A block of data

----------

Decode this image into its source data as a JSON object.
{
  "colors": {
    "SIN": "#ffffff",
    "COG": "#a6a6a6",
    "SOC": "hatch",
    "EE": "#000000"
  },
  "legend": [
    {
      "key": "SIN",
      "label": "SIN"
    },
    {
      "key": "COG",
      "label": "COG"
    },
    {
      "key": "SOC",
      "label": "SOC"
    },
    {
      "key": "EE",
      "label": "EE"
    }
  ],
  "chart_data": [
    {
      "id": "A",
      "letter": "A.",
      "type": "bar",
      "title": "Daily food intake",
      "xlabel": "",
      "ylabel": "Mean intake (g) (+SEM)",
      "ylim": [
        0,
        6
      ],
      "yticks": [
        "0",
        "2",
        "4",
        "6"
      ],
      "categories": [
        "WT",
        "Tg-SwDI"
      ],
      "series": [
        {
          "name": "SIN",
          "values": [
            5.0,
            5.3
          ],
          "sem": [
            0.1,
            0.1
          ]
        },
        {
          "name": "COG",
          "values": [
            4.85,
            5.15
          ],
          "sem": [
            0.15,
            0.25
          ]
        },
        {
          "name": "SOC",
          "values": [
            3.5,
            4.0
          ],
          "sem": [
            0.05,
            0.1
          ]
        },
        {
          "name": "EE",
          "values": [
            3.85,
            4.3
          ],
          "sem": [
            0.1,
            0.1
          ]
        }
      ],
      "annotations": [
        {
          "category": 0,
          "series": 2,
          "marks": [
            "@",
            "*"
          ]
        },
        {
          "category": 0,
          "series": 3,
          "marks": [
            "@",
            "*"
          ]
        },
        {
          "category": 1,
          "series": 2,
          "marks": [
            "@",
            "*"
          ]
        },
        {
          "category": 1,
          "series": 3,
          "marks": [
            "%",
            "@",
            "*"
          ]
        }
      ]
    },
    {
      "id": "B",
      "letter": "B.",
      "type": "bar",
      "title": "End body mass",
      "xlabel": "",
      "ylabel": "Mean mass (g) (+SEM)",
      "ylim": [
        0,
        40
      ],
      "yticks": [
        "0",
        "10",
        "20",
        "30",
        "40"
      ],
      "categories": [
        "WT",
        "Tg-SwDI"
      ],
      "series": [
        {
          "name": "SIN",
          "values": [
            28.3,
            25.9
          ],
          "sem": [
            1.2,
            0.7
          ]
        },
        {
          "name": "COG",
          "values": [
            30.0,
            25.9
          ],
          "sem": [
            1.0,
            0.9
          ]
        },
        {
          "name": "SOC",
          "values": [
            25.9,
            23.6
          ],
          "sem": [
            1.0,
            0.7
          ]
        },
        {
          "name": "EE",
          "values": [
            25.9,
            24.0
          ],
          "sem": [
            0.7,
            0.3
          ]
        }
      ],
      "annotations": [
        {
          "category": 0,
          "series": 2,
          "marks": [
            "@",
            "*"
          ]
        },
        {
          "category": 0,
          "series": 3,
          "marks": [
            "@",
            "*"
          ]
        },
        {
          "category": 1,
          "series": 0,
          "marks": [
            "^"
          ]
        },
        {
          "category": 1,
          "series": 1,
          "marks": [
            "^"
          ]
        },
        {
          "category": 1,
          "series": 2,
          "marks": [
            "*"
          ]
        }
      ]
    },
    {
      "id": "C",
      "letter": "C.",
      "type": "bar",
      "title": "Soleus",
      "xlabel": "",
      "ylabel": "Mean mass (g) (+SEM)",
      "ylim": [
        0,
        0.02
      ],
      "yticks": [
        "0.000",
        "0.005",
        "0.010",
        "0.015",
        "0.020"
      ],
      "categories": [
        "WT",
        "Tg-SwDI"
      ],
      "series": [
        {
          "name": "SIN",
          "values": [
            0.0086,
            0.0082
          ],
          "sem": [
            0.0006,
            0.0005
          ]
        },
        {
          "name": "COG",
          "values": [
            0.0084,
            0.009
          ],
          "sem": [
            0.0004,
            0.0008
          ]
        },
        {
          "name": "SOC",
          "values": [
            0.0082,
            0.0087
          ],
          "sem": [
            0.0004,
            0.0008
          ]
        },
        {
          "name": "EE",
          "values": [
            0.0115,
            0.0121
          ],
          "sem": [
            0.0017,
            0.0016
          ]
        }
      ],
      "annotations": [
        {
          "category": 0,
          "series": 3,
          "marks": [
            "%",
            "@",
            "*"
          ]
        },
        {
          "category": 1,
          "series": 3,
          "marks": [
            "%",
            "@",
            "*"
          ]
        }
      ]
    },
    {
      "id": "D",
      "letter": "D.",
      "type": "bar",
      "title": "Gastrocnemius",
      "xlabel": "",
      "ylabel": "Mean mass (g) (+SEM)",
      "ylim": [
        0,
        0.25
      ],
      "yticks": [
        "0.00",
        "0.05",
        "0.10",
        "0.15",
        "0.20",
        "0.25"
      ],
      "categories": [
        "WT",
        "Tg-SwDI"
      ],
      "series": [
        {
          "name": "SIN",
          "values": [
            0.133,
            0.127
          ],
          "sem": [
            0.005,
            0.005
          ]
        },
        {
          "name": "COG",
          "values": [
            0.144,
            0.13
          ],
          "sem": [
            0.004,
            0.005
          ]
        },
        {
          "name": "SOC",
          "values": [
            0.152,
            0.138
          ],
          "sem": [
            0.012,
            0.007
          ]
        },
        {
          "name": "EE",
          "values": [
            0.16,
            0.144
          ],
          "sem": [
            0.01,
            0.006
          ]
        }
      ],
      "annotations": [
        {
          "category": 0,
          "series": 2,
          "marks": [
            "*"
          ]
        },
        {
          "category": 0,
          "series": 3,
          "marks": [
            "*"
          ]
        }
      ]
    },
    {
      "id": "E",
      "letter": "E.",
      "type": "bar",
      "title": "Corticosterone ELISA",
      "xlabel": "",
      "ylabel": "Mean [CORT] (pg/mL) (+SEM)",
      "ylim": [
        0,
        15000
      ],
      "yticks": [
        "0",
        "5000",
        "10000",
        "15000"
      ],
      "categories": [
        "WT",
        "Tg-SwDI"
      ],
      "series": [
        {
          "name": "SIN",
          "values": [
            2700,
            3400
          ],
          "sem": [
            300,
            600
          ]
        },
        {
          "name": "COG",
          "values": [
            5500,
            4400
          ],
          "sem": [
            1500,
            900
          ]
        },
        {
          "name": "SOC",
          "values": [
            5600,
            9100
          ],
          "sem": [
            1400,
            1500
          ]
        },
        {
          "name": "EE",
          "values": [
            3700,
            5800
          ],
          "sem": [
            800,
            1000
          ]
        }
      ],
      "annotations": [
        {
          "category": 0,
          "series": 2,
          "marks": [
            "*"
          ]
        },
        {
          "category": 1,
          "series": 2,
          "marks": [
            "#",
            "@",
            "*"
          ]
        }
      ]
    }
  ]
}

----------

• _YOUR TASK_: Copy every line of the listing containing the string "title".

• _ANSWER TO THE PROBLEM_:
      "title": "Daily food intake",
      "title": "End body mass",
      "title": "Soleus",
      "title": "Gastrocnemius",
      "title": "Corticosterone ELISA",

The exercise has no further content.